--- GIVEN ENTRIES ---

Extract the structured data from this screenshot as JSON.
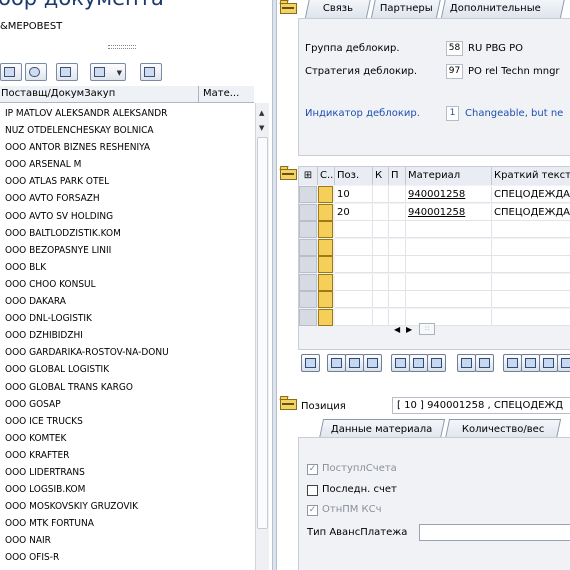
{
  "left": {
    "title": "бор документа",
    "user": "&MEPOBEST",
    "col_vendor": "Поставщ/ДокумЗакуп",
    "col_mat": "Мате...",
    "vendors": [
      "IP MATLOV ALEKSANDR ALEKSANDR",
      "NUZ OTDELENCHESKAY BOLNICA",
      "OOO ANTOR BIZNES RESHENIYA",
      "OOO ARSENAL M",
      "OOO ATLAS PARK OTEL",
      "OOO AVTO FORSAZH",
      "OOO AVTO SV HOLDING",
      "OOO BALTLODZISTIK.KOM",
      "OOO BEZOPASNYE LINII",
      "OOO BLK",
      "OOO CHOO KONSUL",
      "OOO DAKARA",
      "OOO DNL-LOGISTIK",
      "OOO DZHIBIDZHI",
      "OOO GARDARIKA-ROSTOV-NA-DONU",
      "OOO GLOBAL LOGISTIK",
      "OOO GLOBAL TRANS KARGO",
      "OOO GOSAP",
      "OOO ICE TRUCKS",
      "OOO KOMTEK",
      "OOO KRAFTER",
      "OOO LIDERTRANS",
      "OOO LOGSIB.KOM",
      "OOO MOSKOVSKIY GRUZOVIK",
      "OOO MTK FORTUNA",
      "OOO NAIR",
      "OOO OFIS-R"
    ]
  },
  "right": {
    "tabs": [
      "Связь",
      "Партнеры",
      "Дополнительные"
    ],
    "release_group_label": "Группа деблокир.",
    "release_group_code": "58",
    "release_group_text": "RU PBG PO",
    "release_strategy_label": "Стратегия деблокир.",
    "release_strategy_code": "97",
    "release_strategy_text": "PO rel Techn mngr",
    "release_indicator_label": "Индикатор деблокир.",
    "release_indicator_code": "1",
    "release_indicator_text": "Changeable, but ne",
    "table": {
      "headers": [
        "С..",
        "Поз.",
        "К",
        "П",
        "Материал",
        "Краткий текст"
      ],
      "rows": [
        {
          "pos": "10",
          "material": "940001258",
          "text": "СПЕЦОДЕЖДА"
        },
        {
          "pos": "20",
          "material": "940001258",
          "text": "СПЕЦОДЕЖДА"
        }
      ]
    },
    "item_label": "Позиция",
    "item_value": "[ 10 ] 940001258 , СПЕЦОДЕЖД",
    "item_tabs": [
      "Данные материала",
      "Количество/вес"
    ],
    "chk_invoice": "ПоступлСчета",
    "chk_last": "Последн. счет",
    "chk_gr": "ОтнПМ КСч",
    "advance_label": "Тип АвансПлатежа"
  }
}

---

• [JOB]:
Copy out every line of the material above exactly, skipping the pictures.

• [CORRECT RESULT]:
Extract the structured data from this screenshot as JSON.
{
  "left": {
    "title": "бор документа",
    "user": "&MEPOBEST",
    "col_vendor": "Поставщ/ДокумЗакуп",
    "col_mat": "Мате...",
    "vendors": [
      "IP MATLOV ALEKSANDR ALEKSANDR",
      "NUZ OTDELENCHESKAY BOLNICA",
      "OOO ANTOR BIZNES RESHENIYA",
      "OOO ARSENAL M",
      "OOO ATLAS PARK OTEL",
      "OOO AVTO FORSAZH",
      "OOO AVTO SV HOLDING",
      "OOO BALTLODZISTIK.KOM",
      "OOO BEZOPASNYE LINII",
      "OOO BLK",
      "OOO CHOO KONSUL",
      "OOO DAKARA",
      "OOO DNL-LOGISTIK",
      "OOO DZHIBIDZHI",
      "OOO GARDARIKA-ROSTOV-NA-DONU",
      "OOO GLOBAL LOGISTIK",
      "OOO GLOBAL TRANS KARGO",
      "OOO GOSAP",
      "OOO ICE TRUCKS",
      "OOO KOMTEK",
      "OOO KRAFTER",
      "OOO LIDERTRANS",
      "OOO LOGSIB.KOM",
      "OOO MOSKOVSKIY GRUZOVIK",
      "OOO MTK FORTUNA",
      "OOO NAIR",
      "OOO OFIS-R"
    ]
  },
  "right": {
    "tabs": [
      "Связь",
      "Партнеры",
      "Дополнительные"
    ],
    "release_group_label": "Группа деблокир.",
    "release_group_code": "58",
    "release_group_text": "RU PBG PO",
    "release_strategy_label": "Стратегия деблокир.",
    "release_strategy_code": "97",
    "release_strategy_text": "PO rel Techn mngr",
    "release_indicator_label": "Индикатор деблокир.",
    "release_indicator_code": "1",
    "release_indicator_text": "Changeable, but ne",
    "table": {
      "headers": [
        "С..",
        "Поз.",
        "К",
        "П",
        "Материал",
        "Краткий текст"
      ],
      "rows": [
        {
          "pos": "10",
          "material": "940001258",
          "text": "СПЕЦОДЕЖДА"
        },
        {
          "pos": "20",
          "material": "940001258",
          "text": "СПЕЦОДЕЖДА"
        }
      ]
    },
    "item_label": "Позиция",
    "item_value": "[ 10 ] 940001258 , СПЕЦОДЕЖД",
    "item_tabs": [
      "Данные материала",
      "Количество/вес"
    ],
    "chk_invoice": "ПоступлСчета",
    "chk_last": "Последн. счет",
    "chk_gr": "ОтнПМ КСч",
    "advance_label": "Тип АвансПлатежа"
  }
}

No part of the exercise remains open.